Repeat each entry as written, dropping any picture you find.

#### [Records from a data collection]
------------------------------------------------------------

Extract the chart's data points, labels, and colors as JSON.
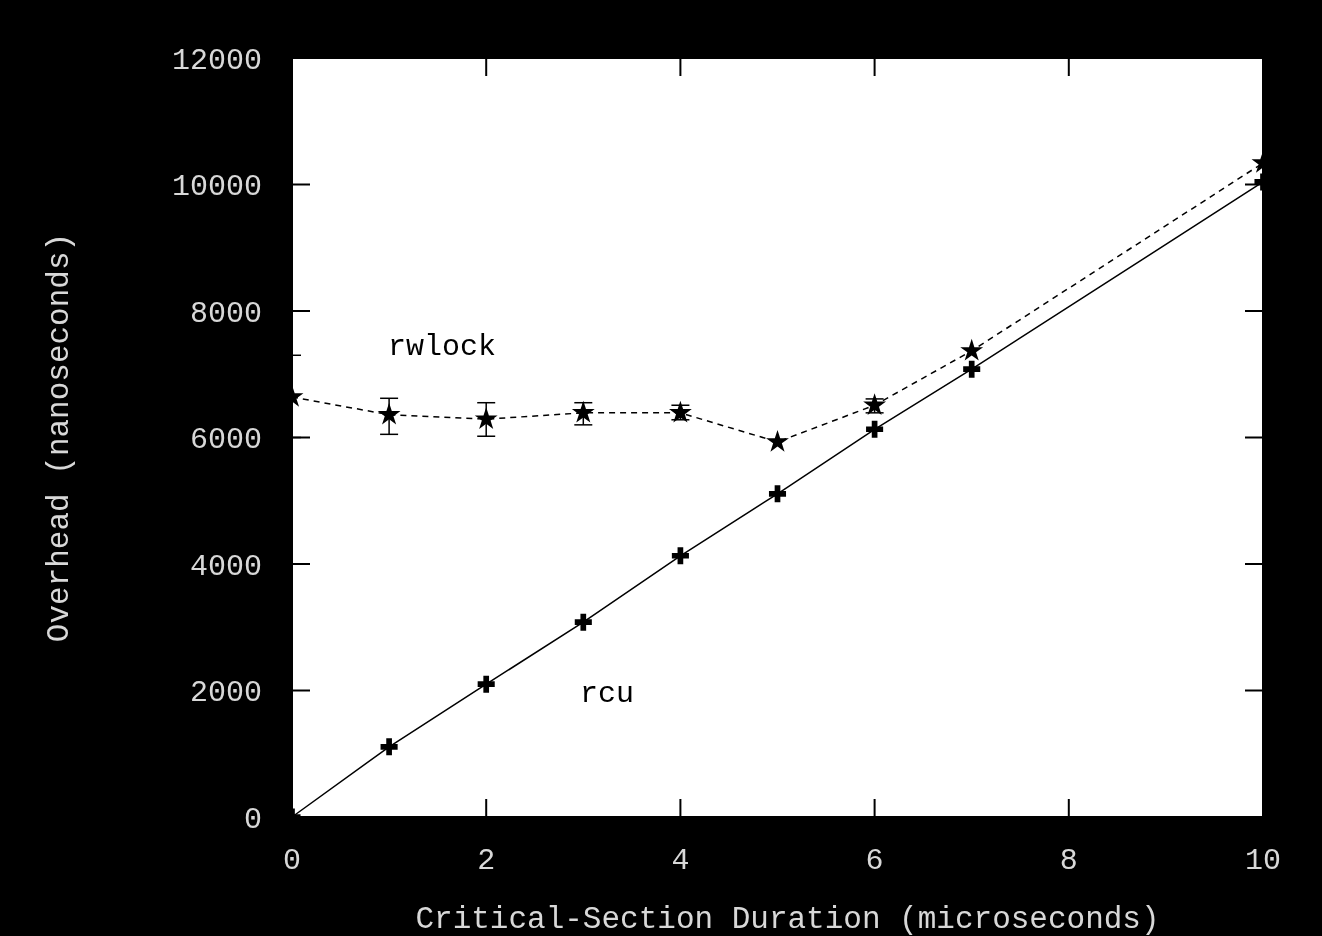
{
  "chart_data": {
    "type": "line",
    "xlabel": "Critical-Section Duration (microseconds)",
    "ylabel": "Overhead (nanoseconds)",
    "x": [
      0,
      1,
      2,
      3,
      4,
      5,
      6,
      7,
      10
    ],
    "xlim": [
      0,
      10
    ],
    "xticks": [
      0,
      2,
      4,
      6,
      8,
      10
    ],
    "ylim": [
      0,
      12000
    ],
    "yticks": [
      0,
      2000,
      4000,
      6000,
      8000,
      10000,
      12000
    ],
    "grid": false,
    "legend": false,
    "series": [
      {
        "name": "rwlock",
        "color": "#000000",
        "values": [
          6640,
          6360,
          6290,
          6390,
          6390,
          5930,
          6510,
          7370,
          10340
        ],
        "errors": [
          [
            6000,
            7300
          ],
          [
            6050,
            6620
          ],
          [
            6020,
            6550
          ],
          [
            6200,
            6550
          ],
          [
            6280,
            6510
          ],
          null,
          [
            6390,
            6610
          ],
          null,
          null
        ],
        "marker": "star",
        "line_style": "dashed"
      },
      {
        "name": "rcu",
        "color": "#000000",
        "values": [
          0,
          1110,
          2100,
          3080,
          4130,
          5110,
          6130,
          7080,
          10040
        ],
        "marker": "cross",
        "line_style": "solid"
      }
    ]
  }
}
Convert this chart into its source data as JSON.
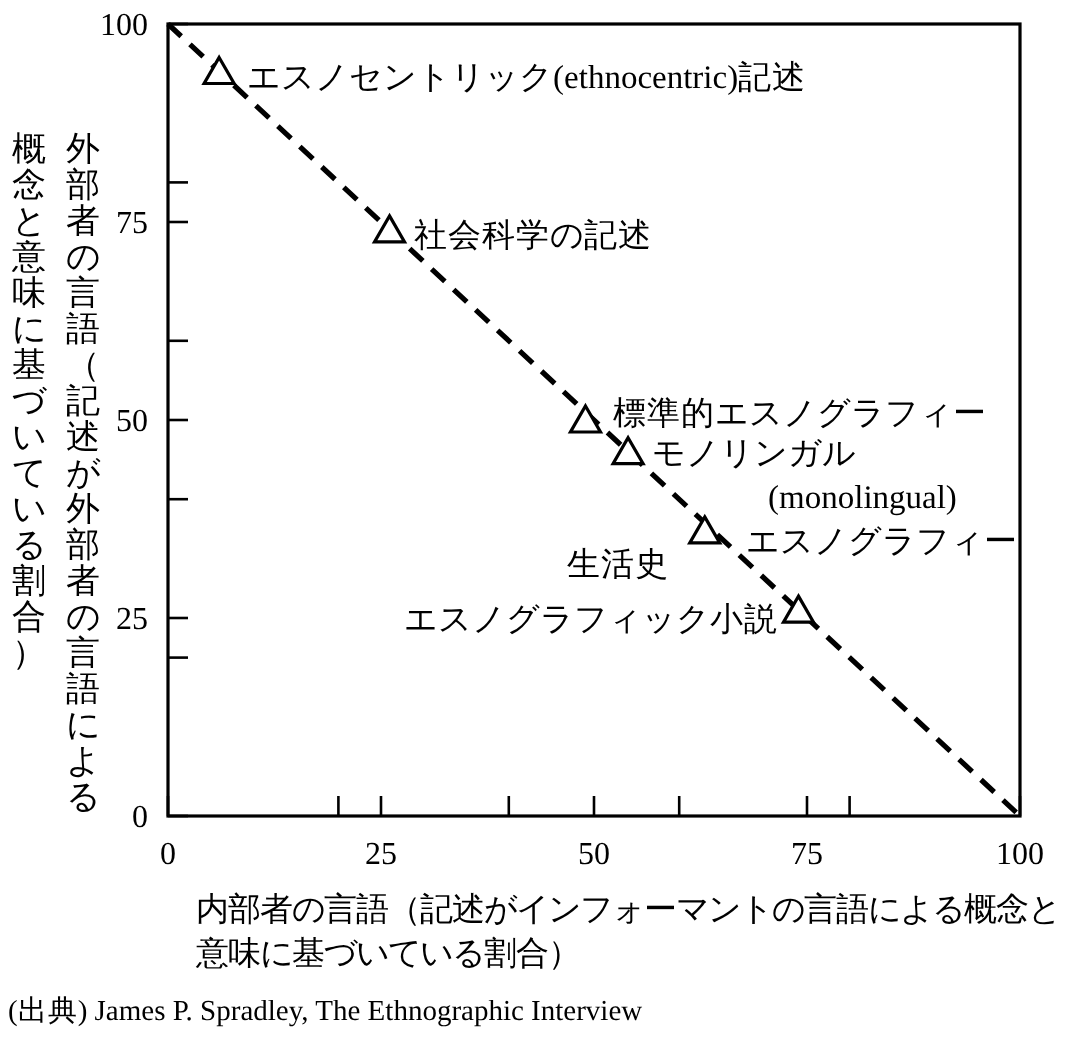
{
  "chart_data": {
    "type": "scatter",
    "xlabel": "内部者の言語（記述がインフォーマントの言語による概念と意味に基づいている割合）",
    "ylabel": "外部者の言語（記述が外部者の言語による概念と意味に基づいている割合）",
    "xlim": [
      0,
      100
    ],
    "ylim": [
      0,
      100
    ],
    "xticks": [
      0,
      {
        "value": 20,
        "label": null
      },
      25,
      {
        "value": 40,
        "label": null
      },
      50,
      {
        "value": 60,
        "label": null
      },
      75,
      {
        "value": 80,
        "label": null
      },
      100
    ],
    "yticks": [
      0,
      {
        "value": 20,
        "label": null
      },
      25,
      {
        "value": 40,
        "label": null
      },
      50,
      {
        "value": 60,
        "label": null
      },
      75,
      {
        "value": 80,
        "label": null
      },
      100
    ],
    "grid": false,
    "legend": false,
    "series": [
      {
        "type": "line",
        "color": "#000000",
        "x": [
          0,
          100
        ],
        "values": [
          100,
          0
        ],
        "line_style": "dashed",
        "marker": "none"
      },
      {
        "type": "scatter",
        "color": "#000000",
        "x": [
          6,
          26,
          49,
          54,
          63,
          74
        ],
        "values": [
          94,
          74,
          50,
          46,
          36,
          26
        ],
        "marker": "triangle"
      }
    ],
    "annotations": [
      {
        "text": "エスノセントリック(ethnocentric)記述",
        "x": 6,
        "y": 94
      },
      {
        "text": "社会科学の記述",
        "x": 26,
        "y": 74
      },
      {
        "text": "標準的エスノグラフィー",
        "x": 49,
        "y": 50
      },
      {
        "text": "モノリンガル (monolingual) エスノグラフィー",
        "x": 54,
        "y": 46
      },
      {
        "text": "生活史",
        "x": 63,
        "y": 36
      },
      {
        "text": "エスノグラフィック小説",
        "x": 74,
        "y": 26
      },
      "(出典) James P. Spradley, The Ethnographic Interview"
    ]
  }
}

------------------------------------------------------------

#### [Solution for this task]
Extract the chart's data points, labels, and colors as JSON.
{
  "chart_data": {
    "type": "line",
    "xlabel": "Critical-Section Duration (microseconds)",
    "ylabel": "Overhead (nanoseconds)",
    "x": [
      0,
      1,
      2,
      3,
      4,
      5,
      6,
      7,
      10
    ],
    "xlim": [
      0,
      10
    ],
    "xticks": [
      0,
      2,
      4,
      6,
      8,
      10
    ],
    "ylim": [
      0,
      12000
    ],
    "yticks": [
      0,
      2000,
      4000,
      6000,
      8000,
      10000,
      12000
    ],
    "grid": false,
    "legend": false,
    "series": [
      {
        "name": "rwlock",
        "color": "#000000",
        "values": [
          6640,
          6360,
          6290,
          6390,
          6390,
          5930,
          6510,
          7370,
          10340
        ],
        "errors": [
          [
            6000,
            7300
          ],
          [
            6050,
            6620
          ],
          [
            6020,
            6550
          ],
          [
            6200,
            6550
          ],
          [
            6280,
            6510
          ],
          null,
          [
            6390,
            6610
          ],
          null,
          null
        ],
        "marker": "star",
        "line_style": "dashed"
      },
      {
        "name": "rcu",
        "color": "#000000",
        "values": [
          0,
          1110,
          2100,
          3080,
          4130,
          5110,
          6130,
          7080,
          10040
        ],
        "marker": "cross",
        "line_style": "solid"
      }
    ]
  }
}
Convert this chart into its source data as JSON.
{
  "chart_data": {
    "type": "scatter",
    "xlabel": "内部者の言語（記述がインフォーマントの言語による概念と意味に基づいている割合）",
    "ylabel": "外部者の言語（記述が外部者の言語による概念と意味に基づいている割合）",
    "xlim": [
      0,
      100
    ],
    "ylim": [
      0,
      100
    ],
    "xticks": [
      0,
      {
        "value": 20,
        "label": null
      },
      25,
      {
        "value": 40,
        "label": null
      },
      50,
      {
        "value": 60,
        "label": null
      },
      75,
      {
        "value": 80,
        "label": null
      },
      100
    ],
    "yticks": [
      0,
      {
        "value": 20,
        "label": null
      },
      25,
      {
        "value": 40,
        "label": null
      },
      50,
      {
        "value": 60,
        "label": null
      },
      75,
      {
        "value": 80,
        "label": null
      },
      100
    ],
    "grid": false,
    "legend": false,
    "series": [
      {
        "type": "line",
        "color": "#000000",
        "x": [
          0,
          100
        ],
        "values": [
          100,
          0
        ],
        "line_style": "dashed",
        "marker": "none"
      },
      {
        "type": "scatter",
        "color": "#000000",
        "x": [
          6,
          26,
          49,
          54,
          63,
          74
        ],
        "values": [
          94,
          74,
          50,
          46,
          36,
          26
        ],
        "marker": "triangle"
      }
    ],
    "annotations": [
      {
        "text": "エスノセントリック(ethnocentric)記述",
        "x": 6,
        "y": 94
      },
      {
        "text": "社会科学の記述",
        "x": 26,
        "y": 74
      },
      {
        "text": "標準的エスノグラフィー",
        "x": 49,
        "y": 50
      },
      {
        "text": "モノリンガル (monolingual) エスノグラフィー",
        "x": 54,
        "y": 46
      },
      {
        "text": "生活史",
        "x": 63,
        "y": 36
      },
      {
        "text": "エスノグラフィック小説",
        "x": 74,
        "y": 26
      },
      "(出典) James P. Spradley, The Ethnographic Interview"
    ]
  }
}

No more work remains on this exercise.